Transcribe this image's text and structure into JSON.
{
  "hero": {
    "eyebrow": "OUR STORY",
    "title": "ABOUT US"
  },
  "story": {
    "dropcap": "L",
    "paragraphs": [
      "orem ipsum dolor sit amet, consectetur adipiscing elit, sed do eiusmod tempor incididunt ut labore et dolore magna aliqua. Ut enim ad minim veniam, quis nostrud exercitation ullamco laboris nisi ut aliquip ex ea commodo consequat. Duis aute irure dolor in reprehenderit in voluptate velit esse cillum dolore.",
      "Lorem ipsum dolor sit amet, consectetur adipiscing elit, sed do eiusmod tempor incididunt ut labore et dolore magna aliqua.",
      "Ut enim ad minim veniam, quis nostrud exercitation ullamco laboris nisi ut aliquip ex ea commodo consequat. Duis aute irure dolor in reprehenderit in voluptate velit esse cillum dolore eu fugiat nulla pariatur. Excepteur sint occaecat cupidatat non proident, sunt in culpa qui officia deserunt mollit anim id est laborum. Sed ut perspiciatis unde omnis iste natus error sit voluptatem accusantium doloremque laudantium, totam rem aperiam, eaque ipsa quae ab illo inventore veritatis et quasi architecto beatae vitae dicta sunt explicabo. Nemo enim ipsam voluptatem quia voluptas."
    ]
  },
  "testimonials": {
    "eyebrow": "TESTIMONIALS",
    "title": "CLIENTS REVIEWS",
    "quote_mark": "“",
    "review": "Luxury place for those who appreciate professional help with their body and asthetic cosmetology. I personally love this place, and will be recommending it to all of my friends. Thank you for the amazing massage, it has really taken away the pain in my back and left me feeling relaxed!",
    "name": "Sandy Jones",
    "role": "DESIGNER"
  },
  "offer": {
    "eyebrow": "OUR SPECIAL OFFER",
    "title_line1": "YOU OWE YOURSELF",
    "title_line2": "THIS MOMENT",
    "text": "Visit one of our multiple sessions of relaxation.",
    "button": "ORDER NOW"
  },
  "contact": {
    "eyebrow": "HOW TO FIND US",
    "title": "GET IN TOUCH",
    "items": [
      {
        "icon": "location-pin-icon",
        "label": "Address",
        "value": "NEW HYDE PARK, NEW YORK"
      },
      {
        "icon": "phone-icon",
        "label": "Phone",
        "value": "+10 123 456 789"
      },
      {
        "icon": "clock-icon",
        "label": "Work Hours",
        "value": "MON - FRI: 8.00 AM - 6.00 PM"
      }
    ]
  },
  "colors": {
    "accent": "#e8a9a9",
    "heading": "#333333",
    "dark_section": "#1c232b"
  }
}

= = =

REQUIRED WORK
Reproduce every line above without error.

REPLY TO THE TASK
Transcribe this image's text and structure into JSON.
{
  "hero": {
    "eyebrow": "OUR STORY",
    "title": "ABOUT US"
  },
  "story": {
    "dropcap": "L",
    "paragraphs": [
      "orem ipsum dolor sit amet, consectetur adipiscing elit, sed do eiusmod tempor incididunt ut labore et dolore magna aliqua. Ut enim ad minim veniam, quis nostrud exercitation ullamco laboris nisi ut aliquip ex ea commodo consequat. Duis aute irure dolor in reprehenderit in voluptate velit esse cillum dolore.",
      "Lorem ipsum dolor sit amet, consectetur adipiscing elit, sed do eiusmod tempor incididunt ut labore et dolore magna aliqua.",
      "Ut enim ad minim veniam, quis nostrud exercitation ullamco laboris nisi ut aliquip ex ea commodo consequat. Duis aute irure dolor in reprehenderit in voluptate velit esse cillum dolore eu fugiat nulla pariatur. Excepteur sint occaecat cupidatat non proident, sunt in culpa qui officia deserunt mollit anim id est laborum. Sed ut perspiciatis unde omnis iste natus error sit voluptatem accusantium doloremque laudantium, totam rem aperiam, eaque ipsa quae ab illo inventore veritatis et quasi architecto beatae vitae dicta sunt explicabo. Nemo enim ipsam voluptatem quia voluptas."
    ]
  },
  "testimonials": {
    "eyebrow": "TESTIMONIALS",
    "title": "CLIENTS REVIEWS",
    "quote_mark": "“",
    "review": "Luxury place for those who appreciate professional help with their body and asthetic cosmetology. I personally love this place, and will be recommending it to all of my friends. Thank you for the amazing massage, it has really taken away the pain in my back and left me feeling relaxed!",
    "name": "Sandy Jones",
    "role": "DESIGNER"
  },
  "offer": {
    "eyebrow": "OUR SPECIAL OFFER",
    "title_line1": "YOU OWE YOURSELF",
    "title_line2": "THIS MOMENT",
    "text": "Visit one of our multiple sessions of relaxation.",
    "button": "ORDER NOW"
  },
  "contact": {
    "eyebrow": "HOW TO FIND US",
    "title": "GET IN TOUCH",
    "items": [
      {
        "icon": "location-pin-icon",
        "label": "Address",
        "value": "NEW HYDE PARK, NEW YORK"
      },
      {
        "icon": "phone-icon",
        "label": "Phone",
        "value": "+10 123 456 789"
      },
      {
        "icon": "clock-icon",
        "label": "Work Hours",
        "value": "MON - FRI: 8.00 AM - 6.00 PM"
      }
    ]
  },
  "colors": {
    "accent": "#e8a9a9",
    "heading": "#333333",
    "dark_section": "#1c232b"
  }
}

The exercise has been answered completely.